» Brief: Express the records below as a Markdown table with the columns "n" (the row number) and "Line." Begin at the line that has "twitter-button[interactable]: Twitter [719, 1461, 1035, 1594]", stop after the line that has "home-icon[interactable] [36, 136, 98, 198]", and leave out any blank lines.

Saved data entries

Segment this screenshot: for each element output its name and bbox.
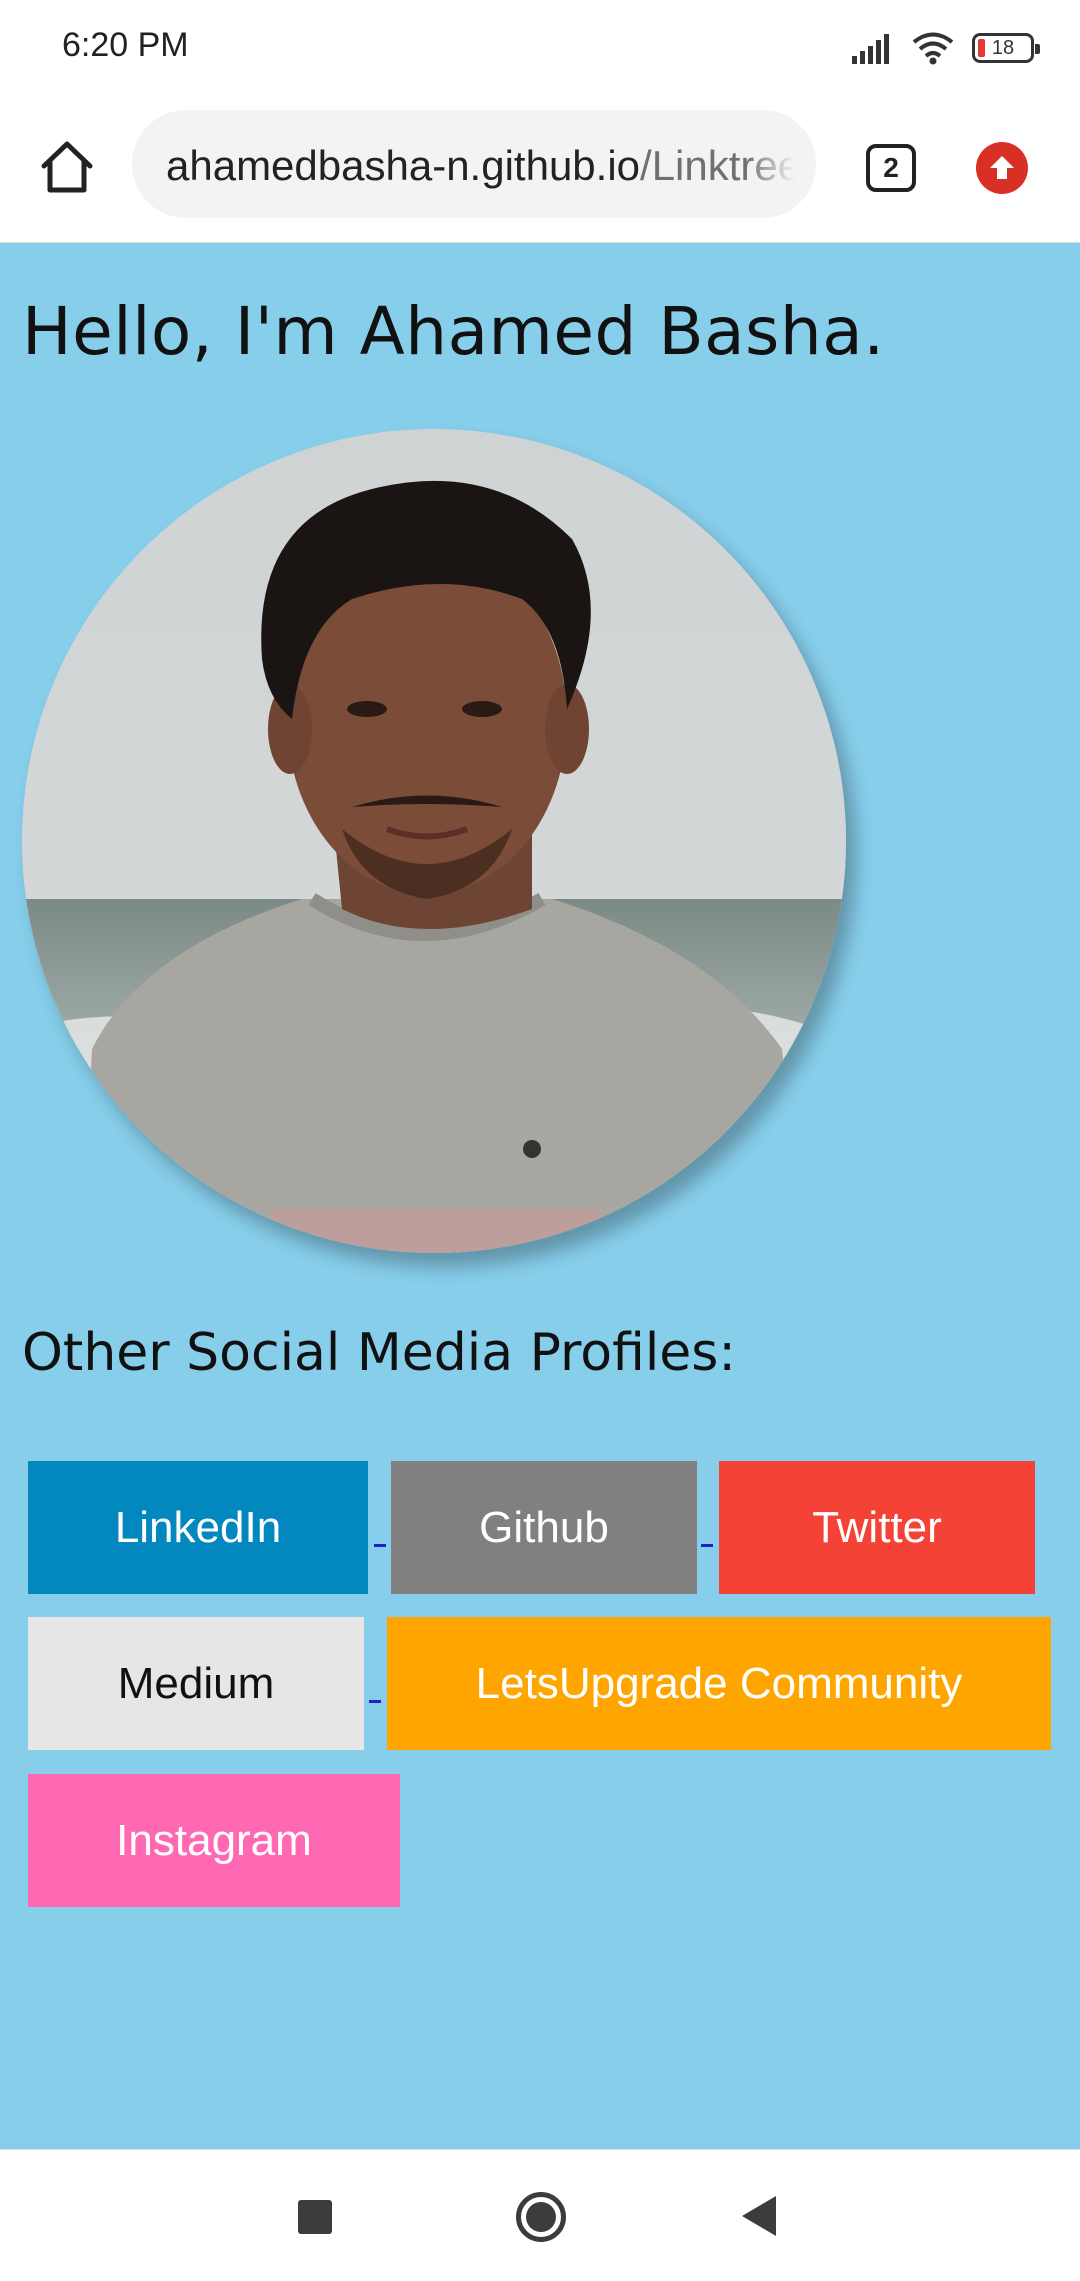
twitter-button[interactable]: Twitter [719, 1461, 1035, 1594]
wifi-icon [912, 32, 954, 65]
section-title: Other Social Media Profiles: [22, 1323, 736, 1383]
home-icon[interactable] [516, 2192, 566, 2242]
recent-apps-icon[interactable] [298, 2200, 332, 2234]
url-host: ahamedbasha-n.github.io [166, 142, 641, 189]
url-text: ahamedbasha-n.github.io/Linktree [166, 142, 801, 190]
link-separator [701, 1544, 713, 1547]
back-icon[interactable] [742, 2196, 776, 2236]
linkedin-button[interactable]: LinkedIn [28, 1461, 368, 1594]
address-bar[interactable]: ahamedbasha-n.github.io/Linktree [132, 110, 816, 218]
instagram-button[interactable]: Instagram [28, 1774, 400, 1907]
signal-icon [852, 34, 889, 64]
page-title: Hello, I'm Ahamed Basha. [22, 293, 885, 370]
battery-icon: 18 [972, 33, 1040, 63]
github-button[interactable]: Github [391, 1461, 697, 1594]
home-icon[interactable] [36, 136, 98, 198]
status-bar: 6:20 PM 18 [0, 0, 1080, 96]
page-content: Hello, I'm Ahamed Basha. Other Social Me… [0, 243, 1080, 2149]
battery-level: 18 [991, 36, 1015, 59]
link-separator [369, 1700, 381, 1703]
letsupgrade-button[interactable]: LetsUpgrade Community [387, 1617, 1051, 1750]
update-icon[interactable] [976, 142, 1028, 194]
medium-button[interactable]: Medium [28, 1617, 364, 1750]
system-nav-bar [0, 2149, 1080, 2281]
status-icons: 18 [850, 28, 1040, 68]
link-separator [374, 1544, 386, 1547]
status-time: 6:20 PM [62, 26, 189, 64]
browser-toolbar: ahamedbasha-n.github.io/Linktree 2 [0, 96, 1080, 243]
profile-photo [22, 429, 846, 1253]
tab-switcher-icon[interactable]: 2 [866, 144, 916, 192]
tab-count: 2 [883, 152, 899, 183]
---
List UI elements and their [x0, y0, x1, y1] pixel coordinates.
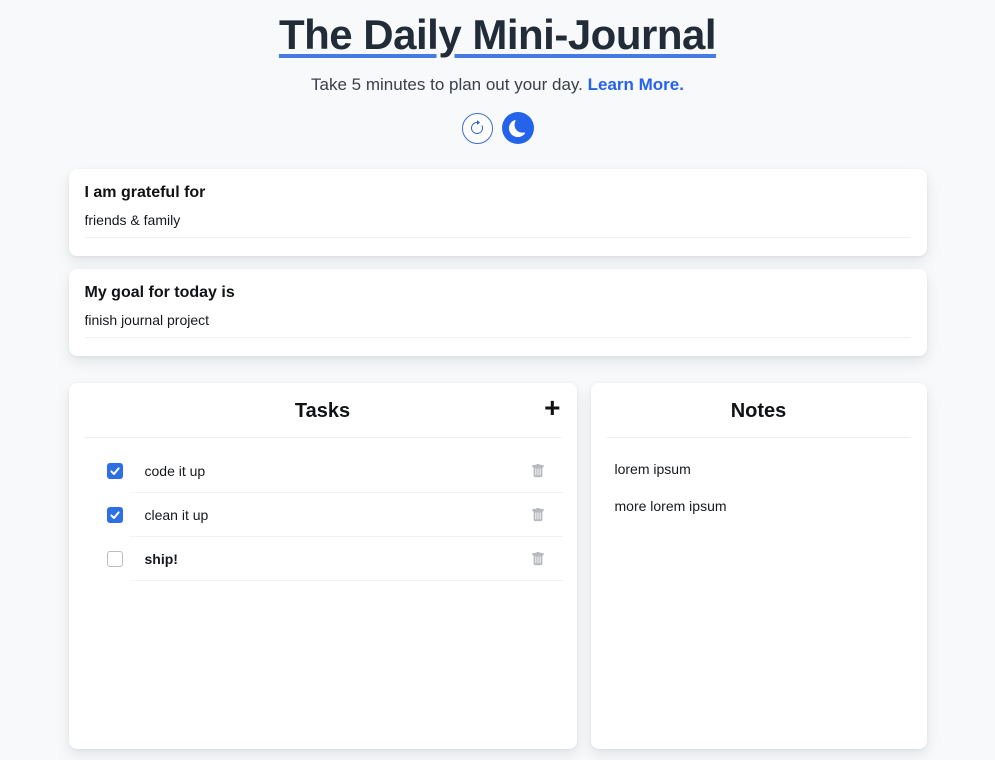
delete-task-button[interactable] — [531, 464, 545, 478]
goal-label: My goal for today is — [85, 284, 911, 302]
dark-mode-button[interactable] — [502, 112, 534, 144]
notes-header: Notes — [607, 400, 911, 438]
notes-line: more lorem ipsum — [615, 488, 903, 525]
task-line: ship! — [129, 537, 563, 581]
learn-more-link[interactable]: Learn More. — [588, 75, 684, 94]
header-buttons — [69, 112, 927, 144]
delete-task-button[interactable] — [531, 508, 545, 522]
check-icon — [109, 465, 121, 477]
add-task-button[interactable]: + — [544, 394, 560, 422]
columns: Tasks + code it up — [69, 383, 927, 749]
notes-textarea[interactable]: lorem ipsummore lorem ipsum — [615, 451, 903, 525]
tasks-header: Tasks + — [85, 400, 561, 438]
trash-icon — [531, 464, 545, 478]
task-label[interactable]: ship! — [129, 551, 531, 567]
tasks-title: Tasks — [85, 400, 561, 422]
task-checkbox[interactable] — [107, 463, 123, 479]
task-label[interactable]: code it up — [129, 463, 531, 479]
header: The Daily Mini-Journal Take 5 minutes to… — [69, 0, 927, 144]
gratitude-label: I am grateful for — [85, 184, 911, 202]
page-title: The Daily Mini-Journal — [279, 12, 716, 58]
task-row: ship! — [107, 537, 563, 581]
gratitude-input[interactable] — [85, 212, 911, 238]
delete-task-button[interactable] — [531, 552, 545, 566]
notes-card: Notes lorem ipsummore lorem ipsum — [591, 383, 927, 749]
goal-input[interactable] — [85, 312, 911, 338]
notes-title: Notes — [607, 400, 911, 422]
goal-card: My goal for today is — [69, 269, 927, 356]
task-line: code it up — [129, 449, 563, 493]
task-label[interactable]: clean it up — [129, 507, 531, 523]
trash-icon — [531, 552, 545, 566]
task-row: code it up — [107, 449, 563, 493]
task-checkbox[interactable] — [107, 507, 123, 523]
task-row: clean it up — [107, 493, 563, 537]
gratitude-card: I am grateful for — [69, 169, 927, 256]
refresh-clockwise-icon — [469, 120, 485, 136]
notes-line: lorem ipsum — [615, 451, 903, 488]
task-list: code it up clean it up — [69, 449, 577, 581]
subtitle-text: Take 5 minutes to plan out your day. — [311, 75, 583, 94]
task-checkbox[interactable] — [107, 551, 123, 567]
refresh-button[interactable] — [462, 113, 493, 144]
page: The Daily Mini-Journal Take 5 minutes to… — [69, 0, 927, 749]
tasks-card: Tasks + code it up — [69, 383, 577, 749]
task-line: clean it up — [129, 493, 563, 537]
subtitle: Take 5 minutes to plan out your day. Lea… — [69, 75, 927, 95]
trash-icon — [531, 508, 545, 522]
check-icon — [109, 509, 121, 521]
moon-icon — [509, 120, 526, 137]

» Output for this task:
| n | Line |
|---|---|
| 1 | twitter-button[interactable]: Twitter [719, 1461, 1035, 1594] |
| 2 | wifi-icon [912, 32, 954, 65] |
| 3 | section-title: Other Social Media Profiles: [22, 1323, 736, 1383] |
| 4 | home-icon[interactable] [516, 2192, 566, 2242] |
| 5 | recent-apps-icon[interactable] [298, 2200, 332, 2234] |
| 6 | url-host: ahamedbasha-n.github.io [166, 142, 641, 189] |
| 7 | url-text: ahamedbasha-n.github.io/Linktree [166, 142, 801, 190] |
| 8 | link-separator [701, 1544, 713, 1547] |
| 9 | back-icon[interactable] [742, 2196, 776, 2236] |
| 10 | linkedin-button[interactable]: LinkedIn [28, 1461, 368, 1594] |
| 11 | address-bar[interactable]: ahamedbasha-n.github.io/Linktree [132, 110, 816, 218] |
| 12 | instagram-button[interactable]: Instagram [28, 1774, 400, 1907] |
| 13 | signal-icon [852, 34, 889, 64] |
| 14 | page-title: Hello, I'm Ahamed Basha. [22, 293, 885, 370] |
| 15 | battery-icon: 18 [972, 33, 1040, 63] |
| 16 | github-button[interactable]: Github [391, 1461, 697, 1594] |
| 17 | home-icon[interactable] [36, 136, 98, 198] |